• [WHAT IS BEING ASKED]: Please repeat all of the lines that follow, exactly as written.

• [DATA FOR THE TASK]:
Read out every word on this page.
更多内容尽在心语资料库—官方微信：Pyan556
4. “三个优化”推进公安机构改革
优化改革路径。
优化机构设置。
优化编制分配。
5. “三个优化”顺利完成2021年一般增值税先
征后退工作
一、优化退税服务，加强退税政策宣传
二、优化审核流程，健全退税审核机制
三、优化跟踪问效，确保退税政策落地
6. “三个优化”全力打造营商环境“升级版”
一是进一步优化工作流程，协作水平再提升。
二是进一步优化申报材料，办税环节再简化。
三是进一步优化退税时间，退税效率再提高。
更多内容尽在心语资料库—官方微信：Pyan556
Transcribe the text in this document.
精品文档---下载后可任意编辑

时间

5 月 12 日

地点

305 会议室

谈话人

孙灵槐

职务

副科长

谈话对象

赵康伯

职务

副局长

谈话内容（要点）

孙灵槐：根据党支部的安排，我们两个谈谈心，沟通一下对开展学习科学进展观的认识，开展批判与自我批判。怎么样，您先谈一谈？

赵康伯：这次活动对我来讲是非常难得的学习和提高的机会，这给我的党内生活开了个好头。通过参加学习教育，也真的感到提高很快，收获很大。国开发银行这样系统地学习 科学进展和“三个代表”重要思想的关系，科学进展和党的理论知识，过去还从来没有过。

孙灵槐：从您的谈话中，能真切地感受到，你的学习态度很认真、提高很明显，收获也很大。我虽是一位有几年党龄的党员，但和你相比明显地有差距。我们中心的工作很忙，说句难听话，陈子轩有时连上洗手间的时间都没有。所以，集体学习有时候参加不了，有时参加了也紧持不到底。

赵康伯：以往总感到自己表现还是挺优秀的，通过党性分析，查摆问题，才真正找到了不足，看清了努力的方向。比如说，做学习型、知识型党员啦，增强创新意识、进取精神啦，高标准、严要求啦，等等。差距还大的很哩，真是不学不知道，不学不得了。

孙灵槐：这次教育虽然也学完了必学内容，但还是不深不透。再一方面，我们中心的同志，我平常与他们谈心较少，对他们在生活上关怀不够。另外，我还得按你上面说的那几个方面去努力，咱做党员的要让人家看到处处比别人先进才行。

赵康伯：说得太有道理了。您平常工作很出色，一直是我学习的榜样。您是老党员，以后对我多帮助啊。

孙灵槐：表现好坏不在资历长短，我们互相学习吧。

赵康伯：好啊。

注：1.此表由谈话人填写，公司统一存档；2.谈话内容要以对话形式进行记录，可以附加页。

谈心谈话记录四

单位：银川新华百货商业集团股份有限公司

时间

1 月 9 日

• [ANSWER TO THIS TASK]:
Read out every word on this page.
更多内容尽在心语资料库—官方微信：Pyan556
4. “三个优化”推进公安机构改革
优化改革路径。
优化机构设置。
优化编制分配。
5. “三个优化”顺利完成2021年一般增值税先
征后退工作
一、优化退税服务，加强退税政策宣传
二、优化审核流程，健全退税审核机制
三、优化跟踪问效，确保退税政策落地
6. “三个优化”全力打造营商环境“升级版”
一是进一步优化工作流程，协作水平再提升。
二是进一步优化申报材料，办税环节再简化。
三是进一步优化退税时间，退税效率再提高。
更多内容尽在心语资料库—官方微信：Pyan556
Transcribe the text in this document.
精品文档---下载后可任意编辑

时间

5 月 12 日

地点

305 会议室

谈话人

孙灵槐

职务

副科长

谈话对象

赵康伯

职务

副局长

谈话内容（要点）

孙灵槐：根据党支部的安排，我们两个谈谈心，沟通一下对开展学习科学进展观的认识，开展批判与自我批判。怎么样，您先谈一谈？

赵康伯：这次活动对我来讲是非常难得的学习和提高的机会，这给我的党内生活开了个好头。通过参加学习教育，也真的感到提高很快，收获很大。国开发银行这样系统地学习 科学进展和“三个代表”重要思想的关系，科学进展和党的理论知识，过去还从来没有过。

孙灵槐：从您的谈话中，能真切地感受到，你的学习态度很认真、提高很明显，收获也很大。我虽是一位有几年党龄的党员，但和你相比明显地有差距。我们中心的工作很忙，说句难听话，陈子轩有时连上洗手间的时间都没有。所以，集体学习有时候参加不了，有时参加了也紧持不到底。

赵康伯：以往总感到自己表现还是挺优秀的，通过党性分析，查摆问题，才真正找到了不足，看清了努力的方向。比如说，做学习型、知识型党员啦，增强创新意识、进取精神啦，高标准、严要求啦，等等。差距还大的很哩，真是不学不知道，不学不得了。

孙灵槐：这次教育虽然也学完了必学内容，但还是不深不透。再一方面，我们中心的同志，我平常与他们谈心较少，对他们在生活上关怀不够。另外，我还得按你上面说的那几个方面去努力，咱做党员的要让人家看到处处比别人先进才行。

赵康伯：说得太有道理了。您平常工作很出色，一直是我学习的榜样。您是老党员，以后对我多帮助啊。

孙灵槐：表现好坏不在资历长短，我们互相学习吧。

赵康伯：好啊。

注：1.此表由谈话人填写，公司统一存档；2.谈话内容要以对话形式进行记录，可以附加页。

谈心谈话记录四

单位：银川新华百货商业集团股份有限公司

时间

1 月 9 日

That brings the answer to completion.